Work request 1 →
Decide whether each statement agrees with the article on East African oil and gas. Answer yes or no for each and quote the words of the article that decide it.
(a) Tullow has moved first oil in Uganda to 2012.
(b) Glover said Tanzania has also discovered commercial oil reserves.
(c) Glover said Tullow has already found about 2.5 billion barrels of oil in the fields it operates.
Work request 2 → Proceed with the article on East African oil and gas, continuing it from its final sentence.

Uganda and Tanzania have discovered commercial reserves of oil and gas respectively but there is very little or nothing in terms of infrastructure to support a sector that has the capability to drive a robust and sustainable economy across the five EAC member states.
Brian Glover, the Tullow Uganda Operations general manager said, "We need to move away from conducting feasibility studies and talking and move to implement the required infrastructure for the success of the oil and gas sector or we will get big hiccups that could choke the young sector." Glover said they have so far found some 1 billion barrels of oil with a further 1.5 billion barrels yet to be found in the fields that Tullow operates.
The Irish exploration company's plans to develop the oil with partners Total and China National Offshore Oil Corporation (CNOOC), has been held back by a tax dispute with the Uganda government following its $1.5b purchase of Heritage Oil's assets Last month Tullow announced it was postponing first oil in Uganda from the end of this year to 2012 largely because of the tax dispute.
With first oil so close, Glover said there is need for oil pipelines, new roads, an airport in the Albertine rift and other relevant infrastructure if the oil story is to be successful in Uganda. He called for co-operation among the EAC member states to be able to develop infrastructure that the young sector needs.
He said for now, Uganda is the only country that has discovered commercial oil reserves, but believes the other countries prospecting for oil will join Uganda. Glover said EAC governments need to make strategic alignments to build infrastructure like a refinery or upgrade one like would be the case with the Mombasa refinery. He said the Mombasa port is one key infrastructure that needs a co-operative arrangement to serve the oil and gas sector.
Glover said East Africa needs to co-operate to put in place strong policies and regulation to be a competitive destination for new and further investment in the sector as well as work together to avoid the so called 'Dutch disease.' "Oil and gas is an old industry and it is very competitive. For East Africa to benefit so that investors don't send their money elsewhere, East Africa needs to be very competitive and this can be achieved through co-operation," Glover said.
He called for transparent management of the oil and gas revenues on the side of governments and transparent contract management between governments and the oil companies, saying this will be required for the oil and gas sector to be successful in East Africa.
Glover said East Africa will also have to co-operate on the benefits of the oil and gas sector. An EAC Common Market means labour can easily move across borders without too many restrictions.

Records provided →
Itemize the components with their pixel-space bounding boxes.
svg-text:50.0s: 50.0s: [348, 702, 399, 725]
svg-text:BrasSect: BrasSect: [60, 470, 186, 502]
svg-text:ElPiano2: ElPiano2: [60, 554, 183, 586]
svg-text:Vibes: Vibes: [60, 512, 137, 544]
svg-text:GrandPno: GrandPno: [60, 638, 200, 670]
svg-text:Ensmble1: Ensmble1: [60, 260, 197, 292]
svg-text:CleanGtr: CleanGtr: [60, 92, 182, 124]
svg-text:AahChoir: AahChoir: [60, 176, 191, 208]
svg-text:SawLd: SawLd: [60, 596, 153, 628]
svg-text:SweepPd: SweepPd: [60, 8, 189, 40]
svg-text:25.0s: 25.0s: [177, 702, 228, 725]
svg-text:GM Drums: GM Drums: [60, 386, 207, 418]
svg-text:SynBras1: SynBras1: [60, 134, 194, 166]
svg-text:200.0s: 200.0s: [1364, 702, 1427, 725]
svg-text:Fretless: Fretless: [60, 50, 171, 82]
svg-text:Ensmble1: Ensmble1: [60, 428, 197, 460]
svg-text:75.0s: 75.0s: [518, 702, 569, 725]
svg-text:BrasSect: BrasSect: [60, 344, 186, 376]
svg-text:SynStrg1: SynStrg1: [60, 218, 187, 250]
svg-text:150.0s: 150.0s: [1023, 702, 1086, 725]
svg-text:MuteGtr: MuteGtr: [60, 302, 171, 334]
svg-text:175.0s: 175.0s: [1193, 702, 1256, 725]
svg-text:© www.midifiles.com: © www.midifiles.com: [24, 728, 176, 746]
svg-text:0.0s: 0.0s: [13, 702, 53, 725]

Task output 1 →
(a) Yes: "Last month Tullow announced it was postponing first oil in Uganda from the end of this year to 2012 largely because of the tax dispute."
(b) No: "for now, Uganda is the only country that has discovered commercial oil reserves"
(c) No: "they have so far found some 1 billion barrels of oil with a further 1.5 billion barrels yet to be found in the fields that Tullow operates"

Task output 2 →
In Uganda, he said the oil and gas sector will directly employ over 10,000 people with thousands more will indirectly benefit from the sector. Glover said East Africa has the workings of an oil sector that can be comprehensively linked if all the countries, including South Sudan, which has oil co-operated to develop the requisite oil and gas infrastructure.
Tullow has so far invested some $800 million in the exploration phase so far. He said the investment in Uganda will reach $4b when the farm down to Total SA and CNOOC is completed soon.
Ultimately, Tullow, Total and CNOOC will invest at least $10 billion in the project, which will include a refinery and a 1,300-kilometer long pipe line to the East African coast for an export project on top of other production infrastructure.
"Tullow has so far been very successful to attract big international companies which can help in raising the required capital," he said.
Talks over the approval of the joint venture and a tax dispute over Tullow's purchase of Heritage Oil PLC (HOIL.LN) stakes in two blocks continue and an approval is expected soon, according to Uganda's energy and minerals Minister.
Early in the week, Uganda announced it will jointly build a $2 billion oil refinery with East Africa regional states.
The move is aimed at processing petroleum products to meet the regional energy needs.
Fred Kabagambe, the energy ministry permanent secretary, said the refinery would process a wide range of products, including diesel, petrol, kerosene and aviation fuel. A government official said the refinery would be developed in three phases under a public-private partnership arrangement. The first phase is expected to produce at least 20,000 barrels a day of refined fuel products such as diesel, gasoline and kerosene to supply the domestic market.